[Extracted data entries]
──────

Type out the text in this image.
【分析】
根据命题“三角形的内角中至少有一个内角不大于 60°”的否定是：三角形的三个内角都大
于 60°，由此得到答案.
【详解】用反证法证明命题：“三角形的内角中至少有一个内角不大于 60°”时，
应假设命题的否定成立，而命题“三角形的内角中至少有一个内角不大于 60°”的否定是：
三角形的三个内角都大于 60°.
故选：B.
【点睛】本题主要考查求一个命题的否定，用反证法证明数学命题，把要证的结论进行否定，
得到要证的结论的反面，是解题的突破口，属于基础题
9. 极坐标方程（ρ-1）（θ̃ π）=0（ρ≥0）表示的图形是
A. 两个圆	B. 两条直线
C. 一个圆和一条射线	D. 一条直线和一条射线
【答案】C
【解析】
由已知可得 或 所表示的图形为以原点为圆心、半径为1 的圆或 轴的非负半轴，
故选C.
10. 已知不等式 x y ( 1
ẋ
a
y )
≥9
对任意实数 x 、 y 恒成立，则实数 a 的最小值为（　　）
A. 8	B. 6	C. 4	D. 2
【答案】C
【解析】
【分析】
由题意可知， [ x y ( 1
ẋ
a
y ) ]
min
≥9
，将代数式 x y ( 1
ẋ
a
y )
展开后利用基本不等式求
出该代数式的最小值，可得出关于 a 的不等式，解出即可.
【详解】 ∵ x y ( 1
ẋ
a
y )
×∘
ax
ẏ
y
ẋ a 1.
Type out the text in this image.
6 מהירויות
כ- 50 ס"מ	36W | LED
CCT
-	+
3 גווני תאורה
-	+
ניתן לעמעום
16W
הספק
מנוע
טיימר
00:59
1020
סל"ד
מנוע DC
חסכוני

──────

**Instructions for the task**
Find every line in the records above that contains the word "的否定是", and copy each one.

**Right answer**
根据命题“三角形的内角中至少有一个内角不大于 60°”的否定是：三角形的三个内角都大
应假设命题的否定成立，而命题“三角形的内角中至少有一个内角不大于 60°”的否定是：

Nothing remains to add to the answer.